* **Exercise goal**
Type every record exactly as it appears.

* **Dataset records**
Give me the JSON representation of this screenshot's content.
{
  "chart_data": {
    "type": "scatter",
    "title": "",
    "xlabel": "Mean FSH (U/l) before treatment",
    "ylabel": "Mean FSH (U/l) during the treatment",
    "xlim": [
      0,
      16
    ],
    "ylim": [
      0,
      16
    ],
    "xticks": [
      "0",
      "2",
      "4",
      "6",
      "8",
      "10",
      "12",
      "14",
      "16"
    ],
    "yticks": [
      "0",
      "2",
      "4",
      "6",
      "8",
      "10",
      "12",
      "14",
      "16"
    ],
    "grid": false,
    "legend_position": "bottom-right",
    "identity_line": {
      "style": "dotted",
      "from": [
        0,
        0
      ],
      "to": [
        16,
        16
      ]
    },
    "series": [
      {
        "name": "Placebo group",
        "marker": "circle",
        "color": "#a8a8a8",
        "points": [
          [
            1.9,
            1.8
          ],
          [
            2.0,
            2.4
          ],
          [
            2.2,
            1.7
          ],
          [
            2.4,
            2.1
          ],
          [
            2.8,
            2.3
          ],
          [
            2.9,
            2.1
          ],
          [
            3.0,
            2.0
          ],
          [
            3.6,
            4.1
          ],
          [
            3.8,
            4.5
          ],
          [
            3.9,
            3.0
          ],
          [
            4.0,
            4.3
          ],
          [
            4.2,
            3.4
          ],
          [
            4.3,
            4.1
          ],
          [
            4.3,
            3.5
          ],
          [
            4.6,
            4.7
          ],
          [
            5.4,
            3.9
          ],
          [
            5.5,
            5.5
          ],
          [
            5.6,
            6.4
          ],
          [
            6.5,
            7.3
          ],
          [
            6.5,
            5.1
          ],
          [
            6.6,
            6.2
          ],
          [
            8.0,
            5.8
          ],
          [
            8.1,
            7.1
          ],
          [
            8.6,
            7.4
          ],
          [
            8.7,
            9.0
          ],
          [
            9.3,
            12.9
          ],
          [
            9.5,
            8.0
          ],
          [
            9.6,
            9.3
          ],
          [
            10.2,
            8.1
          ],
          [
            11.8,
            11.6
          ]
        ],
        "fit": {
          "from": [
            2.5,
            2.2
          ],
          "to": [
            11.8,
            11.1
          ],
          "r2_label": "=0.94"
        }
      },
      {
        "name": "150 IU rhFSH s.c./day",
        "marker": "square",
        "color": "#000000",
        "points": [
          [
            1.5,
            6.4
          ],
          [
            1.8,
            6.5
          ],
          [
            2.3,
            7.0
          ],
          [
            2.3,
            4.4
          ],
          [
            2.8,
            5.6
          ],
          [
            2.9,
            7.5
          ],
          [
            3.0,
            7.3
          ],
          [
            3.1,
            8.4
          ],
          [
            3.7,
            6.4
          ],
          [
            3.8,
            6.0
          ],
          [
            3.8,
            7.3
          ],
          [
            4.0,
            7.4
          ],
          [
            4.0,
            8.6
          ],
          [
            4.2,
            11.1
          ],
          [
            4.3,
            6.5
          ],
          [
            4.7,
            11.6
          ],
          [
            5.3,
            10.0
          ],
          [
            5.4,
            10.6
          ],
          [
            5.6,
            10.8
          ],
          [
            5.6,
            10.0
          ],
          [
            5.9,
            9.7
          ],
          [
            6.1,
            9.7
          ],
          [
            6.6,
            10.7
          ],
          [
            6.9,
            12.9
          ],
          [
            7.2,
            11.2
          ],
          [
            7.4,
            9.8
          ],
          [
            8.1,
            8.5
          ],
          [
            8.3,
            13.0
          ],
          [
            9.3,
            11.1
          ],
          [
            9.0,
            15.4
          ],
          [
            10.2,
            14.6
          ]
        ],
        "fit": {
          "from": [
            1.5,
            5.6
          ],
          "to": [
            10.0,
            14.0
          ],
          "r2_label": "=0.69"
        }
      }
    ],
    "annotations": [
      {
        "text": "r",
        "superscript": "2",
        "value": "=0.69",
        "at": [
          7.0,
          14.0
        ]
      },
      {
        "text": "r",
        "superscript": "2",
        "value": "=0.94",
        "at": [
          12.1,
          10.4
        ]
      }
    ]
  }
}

* **Answer to the problem**
Give me the JSON representation of this screenshot's content.
{
  "chart_data": {
    "type": "scatter",
    "title": "",
    "xlabel": "Mean FSH (U/l) before treatment",
    "ylabel": "Mean FSH (U/l) during the treatment",
    "xlim": [
      0,
      16
    ],
    "ylim": [
      0,
      16
    ],
    "xticks": [
      "0",
      "2",
      "4",
      "6",
      "8",
      "10",
      "12",
      "14",
      "16"
    ],
    "yticks": [
      "0",
      "2",
      "4",
      "6",
      "8",
      "10",
      "12",
      "14",
      "16"
    ],
    "grid": false,
    "legend_position": "bottom-right",
    "identity_line": {
      "style": "dotted",
      "from": [
        0,
        0
      ],
      "to": [
        16,
        16
      ]
    },
    "series": [
      {
        "name": "Placebo group",
        "marker": "circle",
        "color": "#a8a8a8",
        "points": [
          [
            1.9,
            1.8
          ],
          [
            2.0,
            2.4
          ],
          [
            2.2,
            1.7
          ],
          [
            2.4,
            2.1
          ],
          [
            2.8,
            2.3
          ],
          [
            2.9,
            2.1
          ],
          [
            3.0,
            2.0
          ],
          [
            3.6,
            4.1
          ],
          [
            3.8,
            4.5
          ],
          [
            3.9,
            3.0
          ],
          [
            4.0,
            4.3
          ],
          [
            4.2,
            3.4
          ],
          [
            4.3,
            4.1
          ],
          [
            4.3,
            3.5
          ],
          [
            4.6,
            4.7
          ],
          [
            5.4,
            3.9
          ],
          [
            5.5,
            5.5
          ],
          [
            5.6,
            6.4
          ],
          [
            6.5,
            7.3
          ],
          [
            6.5,
            5.1
          ],
          [
            6.6,
            6.2
          ],
          [
            8.0,
            5.8
          ],
          [
            8.1,
            7.1
          ],
          [
            8.6,
            7.4
          ],
          [
            8.7,
            9.0
          ],
          [
            9.3,
            12.9
          ],
          [
            9.5,
            8.0
          ],
          [
            9.6,
            9.3
          ],
          [
            10.2,
            8.1
          ],
          [
            11.8,
            11.6
          ]
        ],
        "fit": {
          "from": [
            2.5,
            2.2
          ],
          "to": [
            11.8,
            11.1
          ],
          "r2_label": "=0.94"
        }
      },
      {
        "name": "150 IU rhFSH s.c./day",
        "marker": "square",
        "color": "#000000",
        "points": [
          [
            1.5,
            6.4
          ],
          [
            1.8,
            6.5
          ],
          [
            2.3,
            7.0
          ],
          [
            2.3,
            4.4
          ],
          [
            2.8,
            5.6
          ],
          [
            2.9,
            7.5
          ],
          [
            3.0,
            7.3
          ],
          [
            3.1,
            8.4
          ],
          [
            3.7,
            6.4
          ],
          [
            3.8,
            6.0
          ],
          [
            3.8,
            7.3
          ],
          [
            4.0,
            7.4
          ],
          [
            4.0,
            8.6
          ],
          [
            4.2,
            11.1
          ],
          [
            4.3,
            6.5
          ],
          [
            4.7,
            11.6
          ],
          [
            5.3,
            10.0
          ],
          [
            5.4,
            10.6
          ],
          [
            5.6,
            10.8
          ],
          [
            5.6,
            10.0
          ],
          [
            5.9,
            9.7
          ],
          [
            6.1,
            9.7
          ],
          [
            6.6,
            10.7
          ],
          [
            6.9,
            12.9
          ],
          [
            7.2,
            11.2
          ],
          [
            7.4,
            9.8
          ],
          [
            8.1,
            8.5
          ],
          [
            8.3,
            13.0
          ],
          [
            9.3,
            11.1
          ],
          [
            9.0,
            15.4
          ],
          [
            10.2,
            14.6
          ]
        ],
        "fit": {
          "from": [
            1.5,
            5.6
          ],
          "to": [
            10.0,
            14.0
          ],
          "r2_label": "=0.69"
        }
      }
    ],
    "annotations": [
      {
        "text": "r",
        "superscript": "2",
        "value": "=0.69",
        "at": [
          7.0,
          14.0
        ]
      },
      {
        "text": "r",
        "superscript": "2",
        "value": "=0.94",
        "at": [
          12.1,
          10.4
        ]
      }
    ]
  }
}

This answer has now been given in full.